• _WRITTEN EXERCISE_: Write every line of the material out exactly as shown.

[Records excerpted from a collection]
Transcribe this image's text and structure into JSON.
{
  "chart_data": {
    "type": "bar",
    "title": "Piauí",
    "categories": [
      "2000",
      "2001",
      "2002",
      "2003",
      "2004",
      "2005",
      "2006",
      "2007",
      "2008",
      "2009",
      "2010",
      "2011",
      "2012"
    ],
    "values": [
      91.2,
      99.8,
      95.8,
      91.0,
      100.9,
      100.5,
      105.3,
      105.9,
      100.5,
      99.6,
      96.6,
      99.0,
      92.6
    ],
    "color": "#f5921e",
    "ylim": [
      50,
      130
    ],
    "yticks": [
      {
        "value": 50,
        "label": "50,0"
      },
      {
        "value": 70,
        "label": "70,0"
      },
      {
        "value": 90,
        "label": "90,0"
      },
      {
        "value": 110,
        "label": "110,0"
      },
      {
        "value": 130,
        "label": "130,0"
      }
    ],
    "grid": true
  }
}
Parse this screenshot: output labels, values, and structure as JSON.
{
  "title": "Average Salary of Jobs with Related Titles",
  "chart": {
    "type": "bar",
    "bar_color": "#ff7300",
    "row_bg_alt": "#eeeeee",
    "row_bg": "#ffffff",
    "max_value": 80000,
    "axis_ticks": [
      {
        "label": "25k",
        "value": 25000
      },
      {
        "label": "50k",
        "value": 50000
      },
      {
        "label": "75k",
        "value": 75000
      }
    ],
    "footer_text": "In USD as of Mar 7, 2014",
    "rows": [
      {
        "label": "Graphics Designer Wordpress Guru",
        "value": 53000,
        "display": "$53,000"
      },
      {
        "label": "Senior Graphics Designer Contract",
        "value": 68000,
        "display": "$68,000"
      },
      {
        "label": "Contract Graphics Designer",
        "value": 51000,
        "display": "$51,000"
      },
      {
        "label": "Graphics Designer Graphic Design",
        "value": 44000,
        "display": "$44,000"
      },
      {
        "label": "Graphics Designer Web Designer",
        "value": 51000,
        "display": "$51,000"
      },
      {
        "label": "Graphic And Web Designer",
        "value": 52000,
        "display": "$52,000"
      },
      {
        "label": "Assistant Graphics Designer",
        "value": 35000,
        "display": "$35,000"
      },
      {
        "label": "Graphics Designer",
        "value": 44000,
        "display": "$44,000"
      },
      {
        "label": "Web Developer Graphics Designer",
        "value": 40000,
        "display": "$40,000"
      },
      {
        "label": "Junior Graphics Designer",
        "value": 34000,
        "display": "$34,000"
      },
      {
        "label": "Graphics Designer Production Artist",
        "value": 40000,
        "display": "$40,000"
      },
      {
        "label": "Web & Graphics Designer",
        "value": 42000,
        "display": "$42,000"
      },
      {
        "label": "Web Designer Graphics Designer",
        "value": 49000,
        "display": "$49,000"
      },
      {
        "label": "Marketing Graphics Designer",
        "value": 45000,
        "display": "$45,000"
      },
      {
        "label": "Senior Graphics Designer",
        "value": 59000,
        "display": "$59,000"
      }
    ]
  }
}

• _SOLVED EXERCISE_:
Transcribe this image's text and structure into JSON.
{
  "chart_data": {
    "type": "bar",
    "title": "Piauí",
    "categories": [
      "2000",
      "2001",
      "2002",
      "2003",
      "2004",
      "2005",
      "2006",
      "2007",
      "2008",
      "2009",
      "2010",
      "2011",
      "2012"
    ],
    "values": [
      91.2,
      99.8,
      95.8,
      91.0,
      100.9,
      100.5,
      105.3,
      105.9,
      100.5,
      99.6,
      96.6,
      99.0,
      92.6
    ],
    "color": "#f5921e",
    "ylim": [
      50,
      130
    ],
    "yticks": [
      {
        "value": 50,
        "label": "50,0"
      },
      {
        "value": 70,
        "label": "70,0"
      },
      {
        "value": 90,
        "label": "90,0"
      },
      {
        "value": 110,
        "label": "110,0"
      },
      {
        "value": 130,
        "label": "130,0"
      }
    ],
    "grid": true
  }
}
Parse this screenshot: output labels, values, and structure as JSON.
{
  "title": "Average Salary of Jobs with Related Titles",
  "chart": {
    "type": "bar",
    "bar_color": "#ff7300",
    "row_bg_alt": "#eeeeee",
    "row_bg": "#ffffff",
    "max_value": 80000,
    "axis_ticks": [
      {
        "label": "25k",
        "value": 25000
      },
      {
        "label": "50k",
        "value": 50000
      },
      {
        "label": "75k",
        "value": 75000
      }
    ],
    "footer_text": "In USD as of Mar 7, 2014",
    "rows": [
      {
        "label": "Graphics Designer Wordpress Guru",
        "value": 53000,
        "display": "$53,000"
      },
      {
        "label": "Senior Graphics Designer Contract",
        "value": 68000,
        "display": "$68,000"
      },
      {
        "label": "Contract Graphics Designer",
        "value": 51000,
        "display": "$51,000"
      },
      {
        "label": "Graphics Designer Graphic Design",
        "value": 44000,
        "display": "$44,000"
      },
      {
        "label": "Graphics Designer Web Designer",
        "value": 51000,
        "display": "$51,000"
      },
      {
        "label": "Graphic And Web Designer",
        "value": 52000,
        "display": "$52,000"
      },
      {
        "label": "Assistant Graphics Designer",
        "value": 35000,
        "display": "$35,000"
      },
      {
        "label": "Graphics Designer",
        "value": 44000,
        "display": "$44,000"
      },
      {
        "label": "Web Developer Graphics Designer",
        "value": 40000,
        "display": "$40,000"
      },
      {
        "label": "Junior Graphics Designer",
        "value": 34000,
        "display": "$34,000"
      },
      {
        "label": "Graphics Designer Production Artist",
        "value": 40000,
        "display": "$40,000"
      },
      {
        "label": "Web & Graphics Designer",
        "value": 42000,
        "display": "$42,000"
      },
      {
        "label": "Web Designer Graphics Designer",
        "value": 49000,
        "display": "$49,000"
      },
      {
        "label": "Marketing Graphics Designer",
        "value": 45000,
        "display": "$45,000"
      },
      {
        "label": "Senior Graphics Designer",
        "value": 59000,
        "display": "$59,000"
      }
    ]
  }
}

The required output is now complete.